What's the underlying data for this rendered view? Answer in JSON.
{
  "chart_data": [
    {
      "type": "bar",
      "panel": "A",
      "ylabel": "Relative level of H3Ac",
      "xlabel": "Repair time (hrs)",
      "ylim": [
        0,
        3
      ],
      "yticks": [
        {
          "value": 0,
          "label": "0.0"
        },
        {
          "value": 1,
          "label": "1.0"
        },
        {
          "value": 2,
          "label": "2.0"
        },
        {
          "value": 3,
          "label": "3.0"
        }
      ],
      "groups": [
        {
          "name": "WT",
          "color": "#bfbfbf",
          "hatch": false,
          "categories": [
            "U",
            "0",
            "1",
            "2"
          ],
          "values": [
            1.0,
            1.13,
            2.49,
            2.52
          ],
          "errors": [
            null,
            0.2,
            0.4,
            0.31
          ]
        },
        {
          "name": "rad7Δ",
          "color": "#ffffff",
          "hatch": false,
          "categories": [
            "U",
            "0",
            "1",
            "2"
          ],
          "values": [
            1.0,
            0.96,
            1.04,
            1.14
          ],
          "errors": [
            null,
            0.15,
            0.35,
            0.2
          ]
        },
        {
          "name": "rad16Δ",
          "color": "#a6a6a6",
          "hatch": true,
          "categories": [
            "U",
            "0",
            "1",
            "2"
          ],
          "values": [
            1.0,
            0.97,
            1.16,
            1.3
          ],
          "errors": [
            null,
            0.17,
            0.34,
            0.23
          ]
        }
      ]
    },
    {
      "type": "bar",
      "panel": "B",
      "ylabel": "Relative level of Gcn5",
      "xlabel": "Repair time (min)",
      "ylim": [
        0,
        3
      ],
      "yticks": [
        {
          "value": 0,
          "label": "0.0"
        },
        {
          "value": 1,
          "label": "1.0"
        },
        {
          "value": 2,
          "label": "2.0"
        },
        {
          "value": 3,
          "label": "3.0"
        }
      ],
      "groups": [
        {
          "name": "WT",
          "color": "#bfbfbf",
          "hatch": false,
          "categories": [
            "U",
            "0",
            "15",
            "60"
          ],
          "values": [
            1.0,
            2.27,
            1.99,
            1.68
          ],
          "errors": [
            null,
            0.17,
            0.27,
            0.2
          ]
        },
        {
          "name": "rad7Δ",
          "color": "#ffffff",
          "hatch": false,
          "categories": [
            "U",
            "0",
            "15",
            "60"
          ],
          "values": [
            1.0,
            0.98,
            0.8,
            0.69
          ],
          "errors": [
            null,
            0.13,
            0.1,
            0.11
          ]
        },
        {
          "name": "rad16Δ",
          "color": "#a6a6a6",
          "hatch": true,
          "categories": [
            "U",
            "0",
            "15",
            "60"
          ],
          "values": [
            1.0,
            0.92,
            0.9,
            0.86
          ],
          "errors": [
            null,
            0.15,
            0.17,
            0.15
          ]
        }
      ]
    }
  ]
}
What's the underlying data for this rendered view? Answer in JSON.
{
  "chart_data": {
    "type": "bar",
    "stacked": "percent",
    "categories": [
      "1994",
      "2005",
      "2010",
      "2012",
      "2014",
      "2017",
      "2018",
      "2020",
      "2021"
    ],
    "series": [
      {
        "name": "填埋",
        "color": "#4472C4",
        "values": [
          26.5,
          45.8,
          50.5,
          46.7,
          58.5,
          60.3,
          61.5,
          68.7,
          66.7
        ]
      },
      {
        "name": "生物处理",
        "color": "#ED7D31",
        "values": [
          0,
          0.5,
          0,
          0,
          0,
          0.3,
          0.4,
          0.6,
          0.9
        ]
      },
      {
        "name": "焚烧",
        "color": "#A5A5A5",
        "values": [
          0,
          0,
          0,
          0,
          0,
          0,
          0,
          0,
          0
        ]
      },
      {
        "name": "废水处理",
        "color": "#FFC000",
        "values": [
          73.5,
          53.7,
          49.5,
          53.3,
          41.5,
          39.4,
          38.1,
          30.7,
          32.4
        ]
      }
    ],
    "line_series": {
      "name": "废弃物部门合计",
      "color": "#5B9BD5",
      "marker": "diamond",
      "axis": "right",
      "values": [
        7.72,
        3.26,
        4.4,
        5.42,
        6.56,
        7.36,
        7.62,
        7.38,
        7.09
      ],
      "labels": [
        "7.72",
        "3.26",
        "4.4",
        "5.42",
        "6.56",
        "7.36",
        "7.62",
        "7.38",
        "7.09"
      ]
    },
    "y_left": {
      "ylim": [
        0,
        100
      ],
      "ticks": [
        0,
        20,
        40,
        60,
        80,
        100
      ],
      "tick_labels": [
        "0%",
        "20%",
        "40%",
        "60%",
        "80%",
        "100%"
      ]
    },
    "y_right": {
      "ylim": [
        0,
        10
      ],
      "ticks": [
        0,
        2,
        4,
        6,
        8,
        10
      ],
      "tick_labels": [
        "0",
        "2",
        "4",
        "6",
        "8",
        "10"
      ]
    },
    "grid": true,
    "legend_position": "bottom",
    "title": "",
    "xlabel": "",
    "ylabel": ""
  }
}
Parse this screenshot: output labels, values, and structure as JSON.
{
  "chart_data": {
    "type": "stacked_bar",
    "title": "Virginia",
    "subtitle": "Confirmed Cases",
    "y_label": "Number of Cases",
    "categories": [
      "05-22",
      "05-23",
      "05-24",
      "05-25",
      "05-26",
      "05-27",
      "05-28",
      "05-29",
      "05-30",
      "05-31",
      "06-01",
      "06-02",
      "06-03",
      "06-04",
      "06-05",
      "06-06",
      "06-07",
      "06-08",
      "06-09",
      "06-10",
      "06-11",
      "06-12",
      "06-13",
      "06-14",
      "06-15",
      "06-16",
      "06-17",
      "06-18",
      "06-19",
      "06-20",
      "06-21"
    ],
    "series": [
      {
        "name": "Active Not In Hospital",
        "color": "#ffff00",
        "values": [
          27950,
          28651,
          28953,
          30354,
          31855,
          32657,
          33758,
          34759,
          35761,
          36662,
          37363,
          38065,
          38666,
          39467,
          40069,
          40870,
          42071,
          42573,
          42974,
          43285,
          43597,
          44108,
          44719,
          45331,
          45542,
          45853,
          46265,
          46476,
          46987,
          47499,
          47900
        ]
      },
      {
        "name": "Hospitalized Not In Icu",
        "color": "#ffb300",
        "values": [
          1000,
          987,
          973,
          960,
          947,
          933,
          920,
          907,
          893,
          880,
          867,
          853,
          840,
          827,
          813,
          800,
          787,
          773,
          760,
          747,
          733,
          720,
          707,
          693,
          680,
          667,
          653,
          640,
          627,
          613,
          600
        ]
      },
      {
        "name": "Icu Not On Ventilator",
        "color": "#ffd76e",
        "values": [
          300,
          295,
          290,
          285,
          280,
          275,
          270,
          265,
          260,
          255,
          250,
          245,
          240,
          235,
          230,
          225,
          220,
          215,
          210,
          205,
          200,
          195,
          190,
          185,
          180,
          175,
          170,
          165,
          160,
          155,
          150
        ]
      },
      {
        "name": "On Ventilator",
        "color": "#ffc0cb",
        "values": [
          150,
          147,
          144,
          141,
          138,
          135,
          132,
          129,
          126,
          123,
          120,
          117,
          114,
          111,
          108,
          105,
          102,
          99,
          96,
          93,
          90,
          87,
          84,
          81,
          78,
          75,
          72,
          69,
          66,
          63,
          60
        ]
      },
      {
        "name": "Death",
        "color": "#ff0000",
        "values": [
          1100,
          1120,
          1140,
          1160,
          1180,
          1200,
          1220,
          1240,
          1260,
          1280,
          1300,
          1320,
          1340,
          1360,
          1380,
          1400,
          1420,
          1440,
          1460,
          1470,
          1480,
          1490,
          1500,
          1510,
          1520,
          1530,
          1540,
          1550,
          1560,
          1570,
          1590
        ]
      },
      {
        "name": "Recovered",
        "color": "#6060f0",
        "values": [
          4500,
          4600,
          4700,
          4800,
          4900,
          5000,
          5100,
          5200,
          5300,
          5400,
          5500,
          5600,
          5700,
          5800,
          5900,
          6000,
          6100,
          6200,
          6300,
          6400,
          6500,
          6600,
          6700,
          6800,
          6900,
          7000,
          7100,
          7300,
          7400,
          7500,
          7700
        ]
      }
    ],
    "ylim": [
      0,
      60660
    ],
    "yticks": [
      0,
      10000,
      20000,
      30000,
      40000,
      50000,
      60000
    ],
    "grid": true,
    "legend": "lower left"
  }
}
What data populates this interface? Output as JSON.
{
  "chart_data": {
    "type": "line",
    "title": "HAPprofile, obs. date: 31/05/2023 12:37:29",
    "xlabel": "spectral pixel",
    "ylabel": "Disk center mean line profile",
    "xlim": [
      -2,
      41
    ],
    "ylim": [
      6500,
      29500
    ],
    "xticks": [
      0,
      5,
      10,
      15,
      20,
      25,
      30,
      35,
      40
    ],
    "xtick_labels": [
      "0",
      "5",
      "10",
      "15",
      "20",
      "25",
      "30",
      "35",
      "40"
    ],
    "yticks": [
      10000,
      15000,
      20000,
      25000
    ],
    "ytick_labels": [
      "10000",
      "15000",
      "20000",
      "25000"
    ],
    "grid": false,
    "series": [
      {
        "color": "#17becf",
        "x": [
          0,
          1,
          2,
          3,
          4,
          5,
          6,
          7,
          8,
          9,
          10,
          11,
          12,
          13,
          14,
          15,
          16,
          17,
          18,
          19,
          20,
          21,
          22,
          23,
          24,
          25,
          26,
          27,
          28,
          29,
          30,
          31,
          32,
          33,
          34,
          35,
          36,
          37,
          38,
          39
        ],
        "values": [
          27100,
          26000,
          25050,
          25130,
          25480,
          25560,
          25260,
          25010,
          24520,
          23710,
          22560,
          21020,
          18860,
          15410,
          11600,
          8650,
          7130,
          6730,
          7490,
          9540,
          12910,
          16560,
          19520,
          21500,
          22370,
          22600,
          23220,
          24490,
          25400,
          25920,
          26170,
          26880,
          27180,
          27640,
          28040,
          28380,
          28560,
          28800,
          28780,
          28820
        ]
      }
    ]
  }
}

--

**Aim**
Find each line that has the word "Ventilator", then copy it out.

**Output of the task**
        "name": "Icu Not On Ventilator",
        "name": "On Ventilator",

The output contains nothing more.